- [TASK INSTRUCTIONS]: Transcribe word for word each line from the one containing "Transcribe the text in this document." to the final line of the data, both included. Skip the pictures.

- [EXTRACTED INFORMATION]:
☆ ☆ ☆ ☆ ☆ ☆ ☆

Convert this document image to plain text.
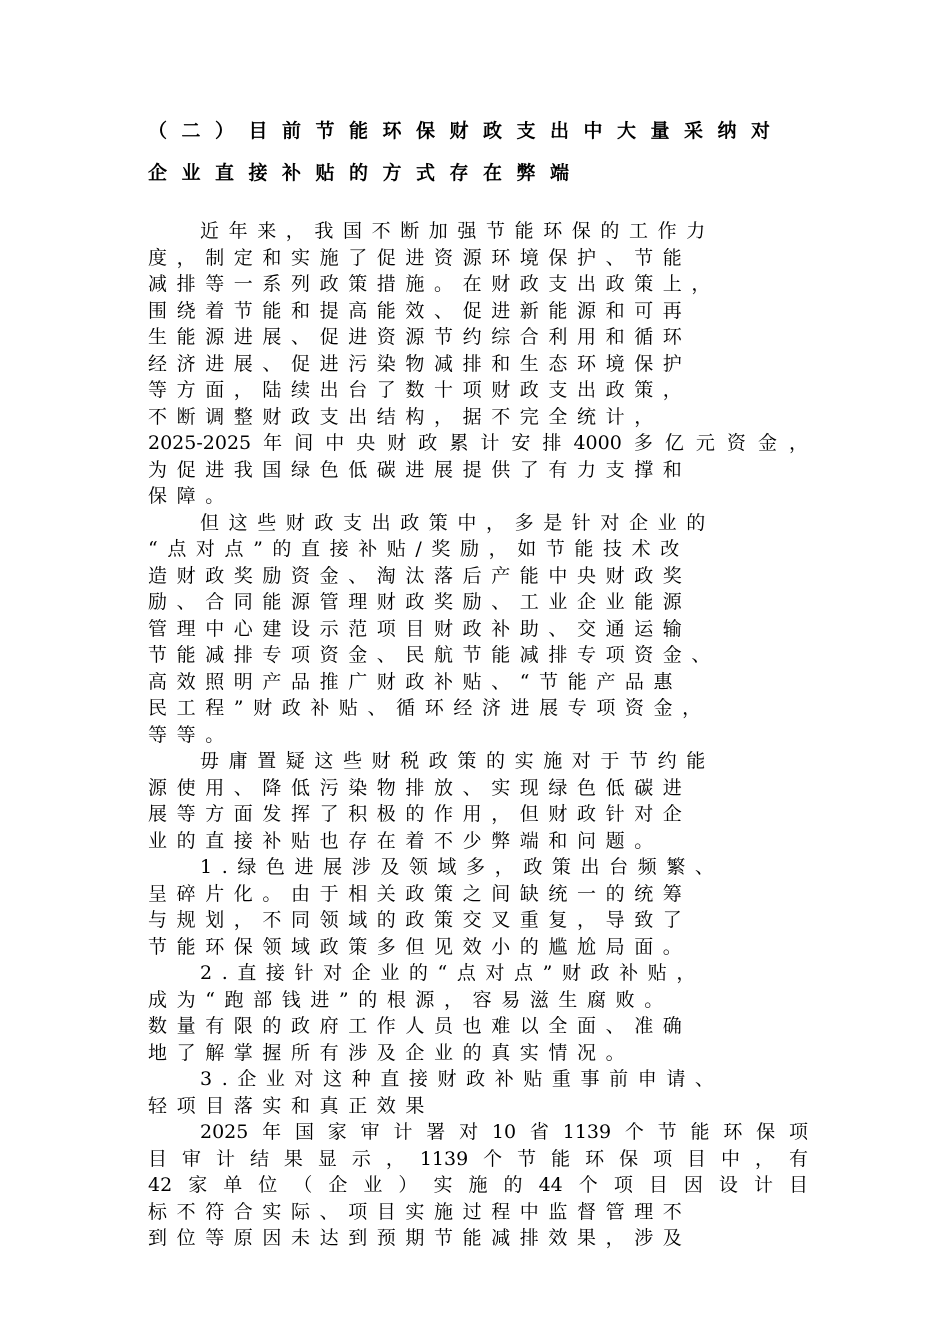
（二）目前节能环保财政支出中大量采纳对
企业直接补贴的方式存在弊端
近年来，我国不断加强节能环保的工作力
度，制定和实施了促进资源环境保护、节能
减排等一系列政策措施。在财政支出政策上，
围绕着节能和提高能效、促进新能源和可再
生能源进展、促进资源节约综合利用和循环
经济进展、促进污染物减排和生态环境保护
等方面，陆续出台了数十项财政支出政策，
不断调整财政支出结构，据不完全统计，
2025-2025年间中央财政累计安排4000多亿元资金，
为促进我国绿色低碳进展提供了有力支撑和
保障。
但这些财政支出政策中，多是针对企业的
“点对点”的直接补贴/奖励，如节能技术改
造财政奖励资金、淘汰落后产能中央财政奖
励、合同能源管理财政奖励、工业企业能源
管理中心建设示范项目财政补助、交通运输
节能减排专项资金、民航节能减排专项资金、
高效照明产品推广财政补贴、“节能产品惠
民工程”财政补贴、循环经济进展专项资金，
等等。
毋庸置疑这些财税政策的实施对于节约能
源使用、降低污染物排放、实现绿色低碳进
展等方面发挥了积极的作用，但财政针对企
业的直接补贴也存在着不少弊端和问题。
1.绿色进展涉及领域多，政策出台频繁、
呈碎片化。由于相关政策之间缺统一的统筹
与规划，不同领域的政策交叉重复，导致了
节能环保领域政策多但见效小的尴尬局面。
2.直接针对企业的“点对点”财政补贴，
成为“跑部钱进”的根源，容易滋生腐败。
数量有限的政府工作人员也难以全面、准确
地了解掌握所有涉及企业的真实情况。
3.企业对这种直接财政补贴重事前申请、
轻项目落实和真正效果
2025年国家审计署对10省1139个节能环保项
目审计结果显示，1139个节能环保项目中，有
42家单位（企业）实施的44个项目因设计目
标不符合实际、项目实施过程中监督管理不
到位等原因未达到预期节能减排效果，涉及
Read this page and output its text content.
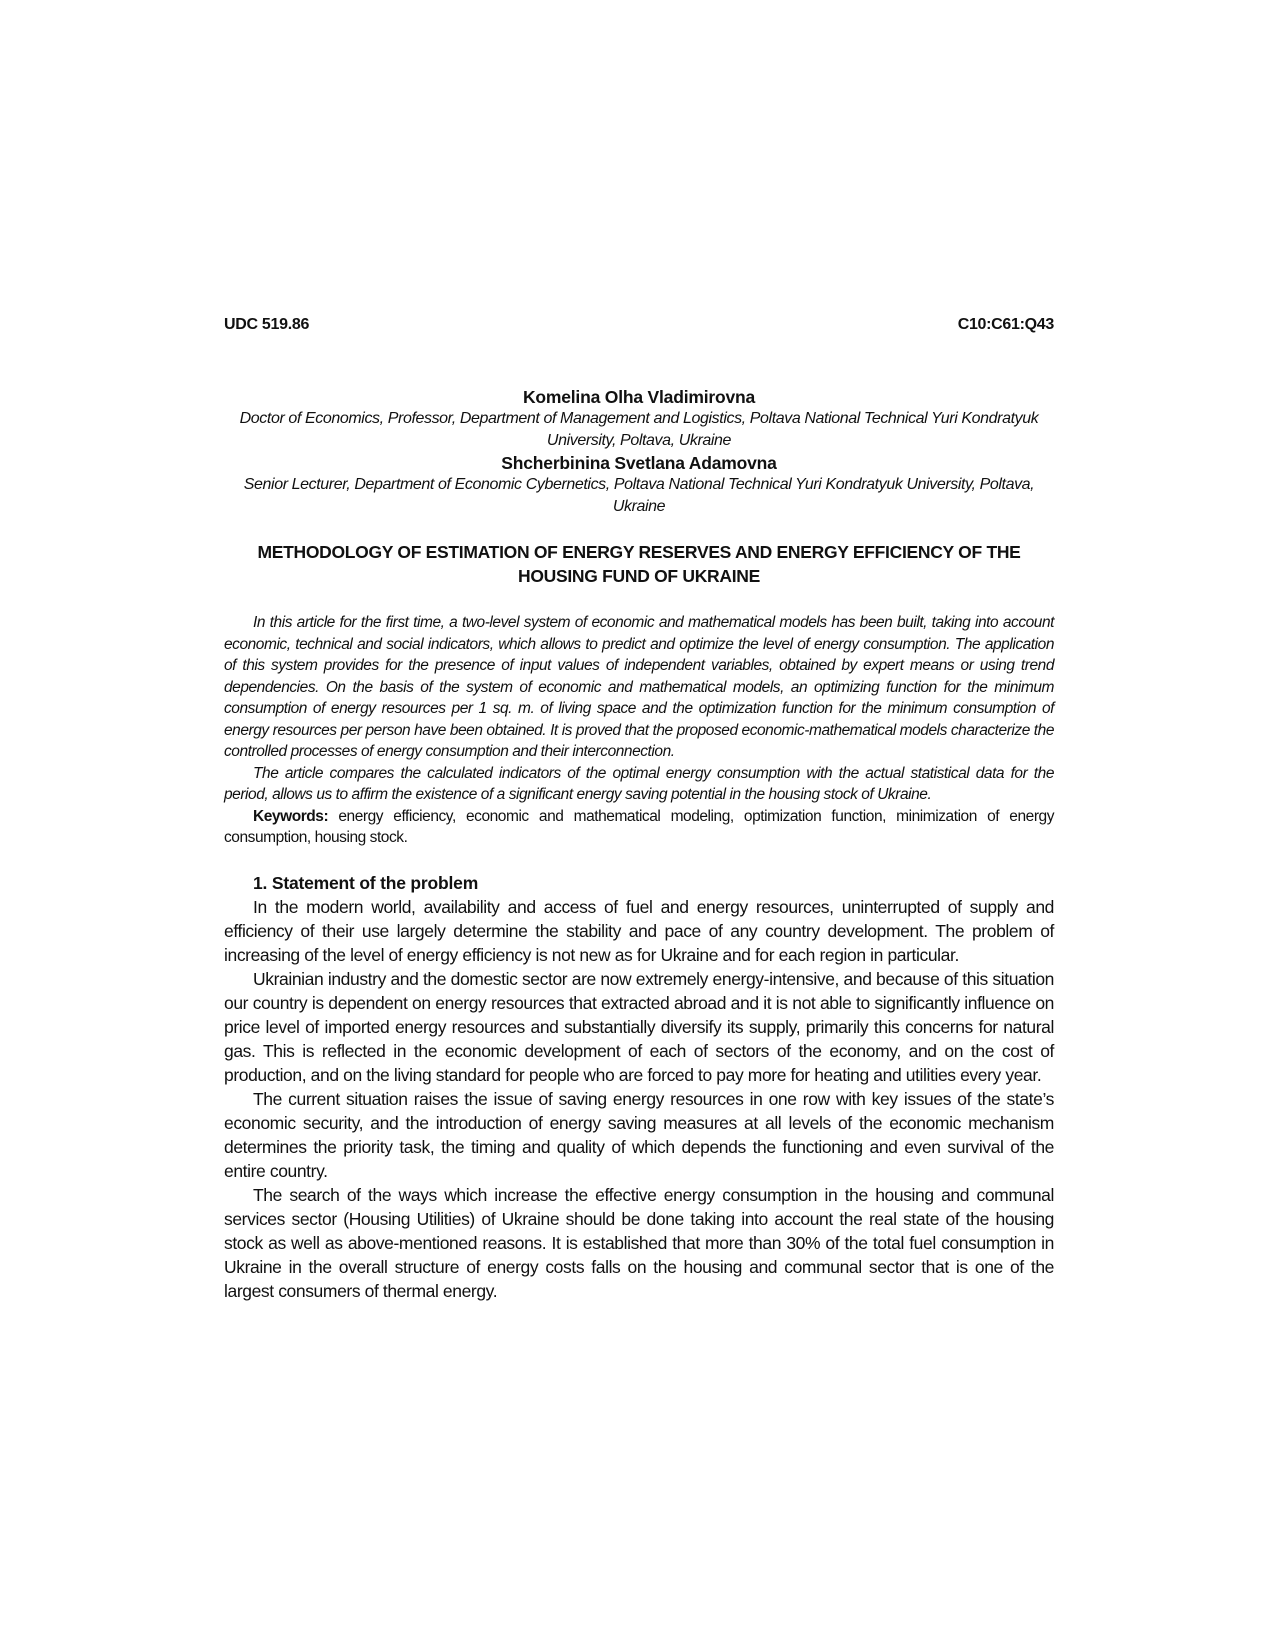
UDC 519.86	C10:C61:Q43
Komelina Olha Vladimirovna
Doctor of Economics, Professor, Department of Management and Logistics, Poltava National Technical Yuri Kondratyuk University, Poltava, Ukraine
Shcherbinina Svetlana Adamovna
Senior Lecturer, Department of Economic Cybernetics, Poltava National Technical Yuri Kondratyuk University, Poltava, Ukraine
METHODOLOGY OF ESTIMATION OF ENERGY RESERVES AND ENERGY EFFICIENCY OF THE HOUSING FUND OF UKRAINE

In this article for the first time, a two-level system of economic and mathematical models has been built, taking into account economic, technical and social indicators, which allows to predict and optimize the level of energy consumption. The application of this system provides for the presence of input values of independent variables, obtained by expert means or using trend dependencies. On the basis of the system of economic and mathematical models, an optimizing function for the minimum consumption of energy resources per 1 sq. m. of living space and the optimization function for the minimum consumption of energy resources per person have been obtained. It is proved that the proposed economic-mathematical models characterize the controlled processes of energy consumption and their interconnection.

The article compares the calculated indicators of the optimal energy consumption with the actual statistical data for the period, allows us to affirm the existence of a significant energy saving potential in the housing stock of Ukraine.

Keywords: energy efficiency, economic and mathematical modeling, optimization function, minimization of energy consumption, housing stock.

1. Statement of the problem

In the modern world, availability and access of fuel and energy resources, uninterrupted of supply and efficiency of their use largely determine the stability and pace of any country development. The problem of increasing of the level of energy efficiency is not new as for Ukraine and for each region in particular.

Ukrainian industry and the domestic sector are now extremely energy-intensive, and because of this situation our country is dependent on energy resources that extracted abroad and it is not able to significantly influence on price level of imported energy resources and substantially diversify its supply, primarily this concerns for natural gas. This is reflected in the economic development of each of sectors of the economy, and on the cost of production, and on the living standard for people who are forced to pay more for heating and utilities every year.

The current situation raises the issue of saving energy resources in one row with key issues of the state’s economic security, and the introduction of energy saving measures at all levels of the economic mechanism determines the priority task, the timing and quality of which depends the functioning and even survival of the entire country.

The search of the ways which increase the effective energy consumption in the housing and communal services sector (Housing Utilities) of Ukraine should be done taking into account the real state of the housing stock as well as above-mentioned reasons. It is established that more than 30% of the total fuel consumption in Ukraine in the overall structure of energy costs falls on the housing and communal sector that is one of the largest consumers of thermal energy.
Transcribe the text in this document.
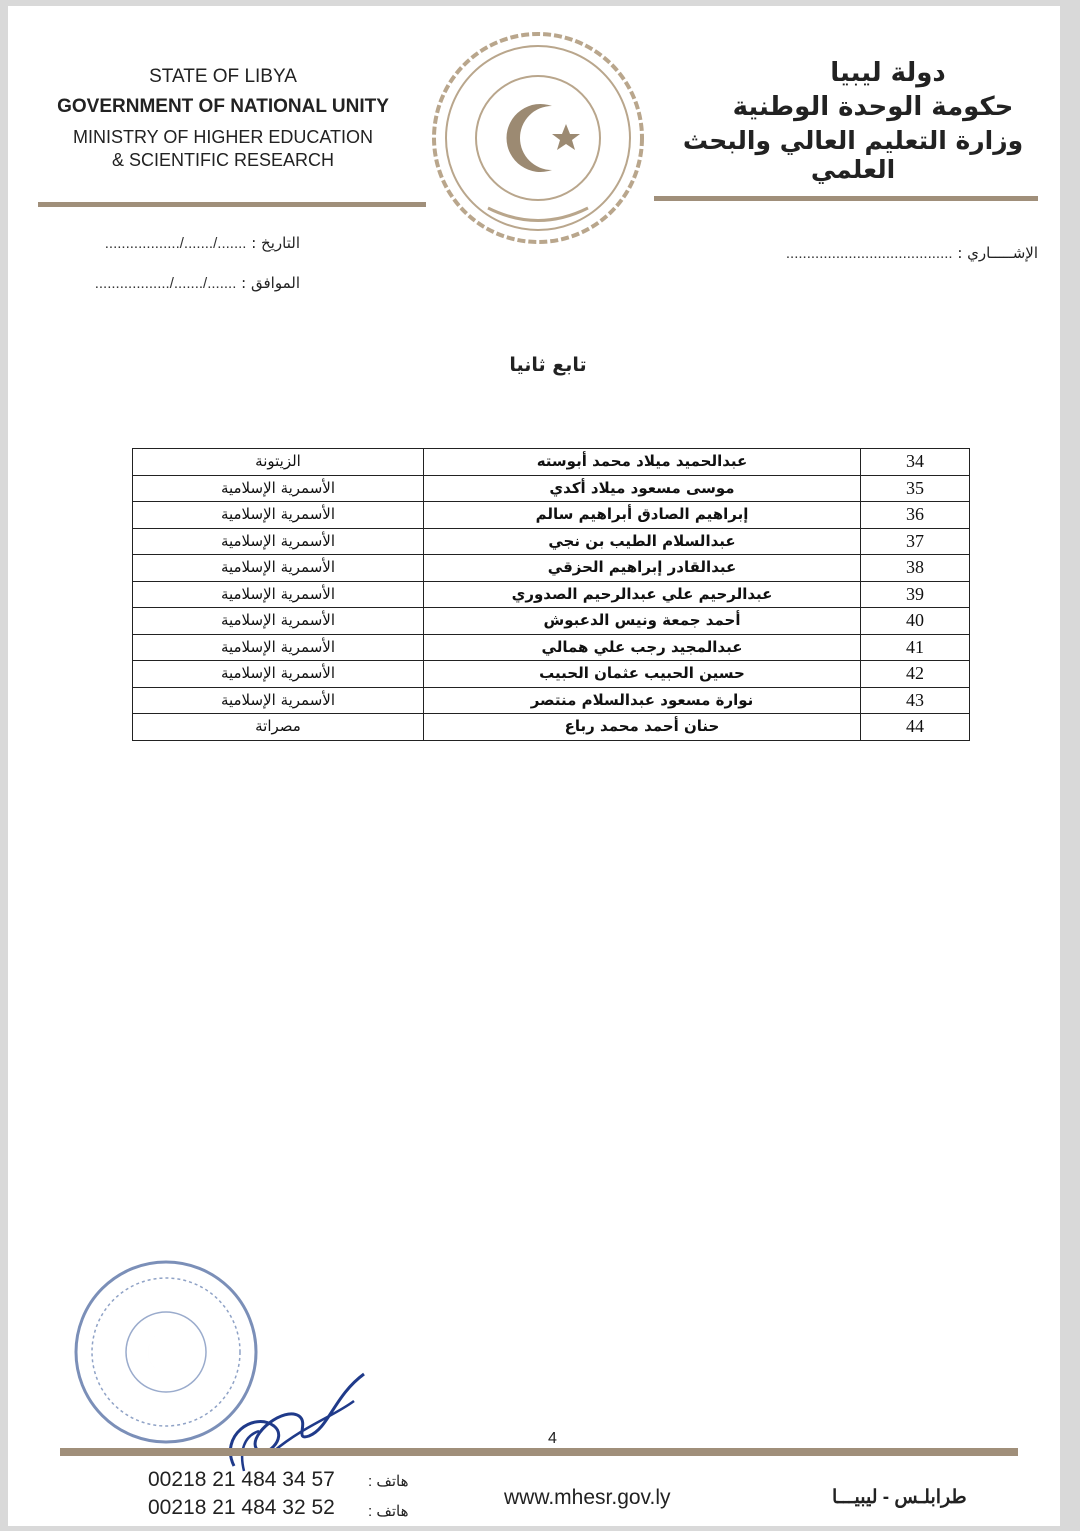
STATE OF LIBYA
GOVERNMENT OF NATIONAL UNITY
MINISTRY OF HIGHER EDUCATION
& SCIENTIFIC RESEARCH
دولة ليبيا
حكومة الوحدة الوطنية
وزارة التعليم العالي والبحث العلمي
التاريخ : ......./......./..................
الموافق : ......./......./..................
الإشـــــاري : ........................................
تابع ثانيا
34	عبدالحميد ميلاد محمد أبوسته	الزيتونة
35	موسى مسعود ميلاد أكدي	الأسمرية الإسلامية
36	إبراهيم الصادق أبراهيم سالم	الأسمرية الإسلامية
37	عبدالسلام الطيب بن نجي	الأسمرية الإسلامية
38	عبدالقادر إبراهيم الحزقي	الأسمرية الإسلامية
39	عبدالرحيم علي عبدالرحيم الصدوري	الأسمرية الإسلامية
40	أحمد جمعة ونيس الدعبوش	الأسمرية الإسلامية
41	عبدالمجيد رجب علي همالي	الأسمرية الإسلامية
42	حسين الحبيب عثمان الحبيب	الأسمرية الإسلامية
43	نوارة مسعود عبدالسلام منتصر	الأسمرية الإسلامية
44	حنان أحمد محمد رباع	مصراتة
4
00218 21 484 34 57 هاتف :
00218 21 484 32 52 هاتف :
www.mhesr.gov.ly	طرابلـس - ليبيـــا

☆ ☆ ☆ ☆ ☆ ☆ ☆

- [CORRECT RESPONSE]:
Transcribe the text in this document.
STATE OF LIBYA
GOVERNMENT OF NATIONAL UNITY
MINISTRY OF HIGHER EDUCATION
& SCIENTIFIC RESEARCH
دولة ليبيا
حكومة الوحدة الوطنية
وزارة التعليم العالي والبحث العلمي
التاريخ : ......./......./..................
الموافق : ......./......./..................
الإشـــــاري : ........................................
تابع ثانيا
34	عبدالحميد ميلاد محمد أبوسته	الزيتونة
35	موسى مسعود ميلاد أكدي	الأسمرية الإسلامية
36	إبراهيم الصادق أبراهيم سالم	الأسمرية الإسلامية
37	عبدالسلام الطيب بن نجي	الأسمرية الإسلامية
38	عبدالقادر إبراهيم الحزقي	الأسمرية الإسلامية
39	عبدالرحيم علي عبدالرحيم الصدوري	الأسمرية الإسلامية
40	أحمد جمعة ونيس الدعبوش	الأسمرية الإسلامية
41	عبدالمجيد رجب علي همالي	الأسمرية الإسلامية
42	حسين الحبيب عثمان الحبيب	الأسمرية الإسلامية
43	نوارة مسعود عبدالسلام منتصر	الأسمرية الإسلامية
44	حنان أحمد محمد رباع	مصراتة
4
00218 21 484 34 57 هاتف :
00218 21 484 32 52 هاتف :
www.mhesr.gov.ly	طرابلـس - ليبيـــا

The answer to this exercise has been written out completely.